> Exercise directions
What is the number of lines in the data that hold the string "Noise"? Reply with that number only.

[BEGIN Supplied data]

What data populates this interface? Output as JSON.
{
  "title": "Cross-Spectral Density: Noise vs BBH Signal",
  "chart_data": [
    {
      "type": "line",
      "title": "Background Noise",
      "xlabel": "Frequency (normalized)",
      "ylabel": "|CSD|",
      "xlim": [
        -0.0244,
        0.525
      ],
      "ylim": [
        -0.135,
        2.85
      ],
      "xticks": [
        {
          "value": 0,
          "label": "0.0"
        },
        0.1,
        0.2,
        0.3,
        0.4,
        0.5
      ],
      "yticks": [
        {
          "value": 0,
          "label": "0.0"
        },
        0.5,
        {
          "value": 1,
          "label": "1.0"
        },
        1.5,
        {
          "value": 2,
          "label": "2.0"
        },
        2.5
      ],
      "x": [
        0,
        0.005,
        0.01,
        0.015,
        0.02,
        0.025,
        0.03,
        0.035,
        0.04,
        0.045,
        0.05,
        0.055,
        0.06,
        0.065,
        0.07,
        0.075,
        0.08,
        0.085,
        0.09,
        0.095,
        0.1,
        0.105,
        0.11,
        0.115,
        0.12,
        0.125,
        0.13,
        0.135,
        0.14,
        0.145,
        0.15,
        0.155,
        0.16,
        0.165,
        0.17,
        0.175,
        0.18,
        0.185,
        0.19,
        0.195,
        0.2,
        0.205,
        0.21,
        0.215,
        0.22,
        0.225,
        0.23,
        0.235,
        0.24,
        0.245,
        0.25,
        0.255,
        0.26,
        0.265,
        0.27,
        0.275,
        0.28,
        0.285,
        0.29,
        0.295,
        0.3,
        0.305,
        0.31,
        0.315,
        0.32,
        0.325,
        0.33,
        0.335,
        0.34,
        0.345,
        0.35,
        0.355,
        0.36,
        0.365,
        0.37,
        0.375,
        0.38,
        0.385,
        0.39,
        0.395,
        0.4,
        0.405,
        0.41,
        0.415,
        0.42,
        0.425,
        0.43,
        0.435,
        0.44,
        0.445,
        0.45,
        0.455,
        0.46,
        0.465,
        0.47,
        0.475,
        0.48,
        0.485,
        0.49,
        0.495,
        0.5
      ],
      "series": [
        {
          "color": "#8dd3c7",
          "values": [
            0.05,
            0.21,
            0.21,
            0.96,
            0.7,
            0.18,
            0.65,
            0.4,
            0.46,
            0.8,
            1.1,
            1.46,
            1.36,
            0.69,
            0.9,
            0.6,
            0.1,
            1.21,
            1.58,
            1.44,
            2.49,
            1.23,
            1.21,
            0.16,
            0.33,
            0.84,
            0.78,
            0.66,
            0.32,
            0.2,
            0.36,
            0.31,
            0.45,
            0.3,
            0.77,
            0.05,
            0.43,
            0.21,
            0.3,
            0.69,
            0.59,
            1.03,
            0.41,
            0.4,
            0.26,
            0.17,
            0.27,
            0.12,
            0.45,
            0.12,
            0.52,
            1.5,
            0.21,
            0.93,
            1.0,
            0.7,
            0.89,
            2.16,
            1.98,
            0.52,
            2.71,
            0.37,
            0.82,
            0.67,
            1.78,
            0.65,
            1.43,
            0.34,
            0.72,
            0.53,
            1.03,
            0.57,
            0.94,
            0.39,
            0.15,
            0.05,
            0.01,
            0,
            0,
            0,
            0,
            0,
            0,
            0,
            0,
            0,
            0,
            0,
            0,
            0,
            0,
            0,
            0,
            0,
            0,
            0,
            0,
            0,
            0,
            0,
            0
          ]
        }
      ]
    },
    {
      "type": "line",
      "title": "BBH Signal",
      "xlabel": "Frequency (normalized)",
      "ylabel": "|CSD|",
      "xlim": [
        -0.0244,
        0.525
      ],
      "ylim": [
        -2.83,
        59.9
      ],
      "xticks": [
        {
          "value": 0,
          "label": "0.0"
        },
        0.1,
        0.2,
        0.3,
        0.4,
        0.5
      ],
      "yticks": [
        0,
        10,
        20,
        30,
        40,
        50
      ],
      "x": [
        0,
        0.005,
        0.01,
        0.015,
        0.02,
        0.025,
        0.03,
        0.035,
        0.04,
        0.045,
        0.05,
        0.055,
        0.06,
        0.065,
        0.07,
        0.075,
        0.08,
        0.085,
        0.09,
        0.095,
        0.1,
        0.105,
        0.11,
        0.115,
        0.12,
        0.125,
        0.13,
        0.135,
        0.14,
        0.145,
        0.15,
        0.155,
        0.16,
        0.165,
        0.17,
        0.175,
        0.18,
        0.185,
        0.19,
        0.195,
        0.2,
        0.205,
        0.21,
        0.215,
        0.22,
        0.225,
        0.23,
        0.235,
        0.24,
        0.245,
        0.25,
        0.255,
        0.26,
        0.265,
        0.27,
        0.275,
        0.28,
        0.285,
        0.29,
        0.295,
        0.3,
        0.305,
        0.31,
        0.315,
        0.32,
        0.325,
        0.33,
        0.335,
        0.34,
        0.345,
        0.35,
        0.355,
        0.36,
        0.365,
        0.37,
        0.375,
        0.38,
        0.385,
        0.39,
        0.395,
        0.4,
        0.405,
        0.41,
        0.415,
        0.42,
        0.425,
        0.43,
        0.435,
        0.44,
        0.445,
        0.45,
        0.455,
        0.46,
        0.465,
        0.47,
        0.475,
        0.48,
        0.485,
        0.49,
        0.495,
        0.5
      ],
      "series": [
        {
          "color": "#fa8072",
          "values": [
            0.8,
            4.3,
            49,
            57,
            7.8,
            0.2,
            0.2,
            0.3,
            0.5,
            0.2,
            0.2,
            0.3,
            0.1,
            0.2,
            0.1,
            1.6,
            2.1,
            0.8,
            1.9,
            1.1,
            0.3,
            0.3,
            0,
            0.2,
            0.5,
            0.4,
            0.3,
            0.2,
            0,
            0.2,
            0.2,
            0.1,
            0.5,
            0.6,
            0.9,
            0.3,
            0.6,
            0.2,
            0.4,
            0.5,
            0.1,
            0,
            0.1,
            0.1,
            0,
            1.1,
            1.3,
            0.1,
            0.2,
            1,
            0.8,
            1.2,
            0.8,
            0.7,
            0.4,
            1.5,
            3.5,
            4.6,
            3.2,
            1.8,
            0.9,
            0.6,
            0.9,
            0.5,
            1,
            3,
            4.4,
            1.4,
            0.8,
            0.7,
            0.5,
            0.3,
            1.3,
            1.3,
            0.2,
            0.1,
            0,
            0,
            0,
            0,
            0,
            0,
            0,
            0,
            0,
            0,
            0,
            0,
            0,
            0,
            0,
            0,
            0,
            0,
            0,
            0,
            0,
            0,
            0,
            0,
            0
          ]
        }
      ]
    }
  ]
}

[END Supplied data]

> Worked answer
2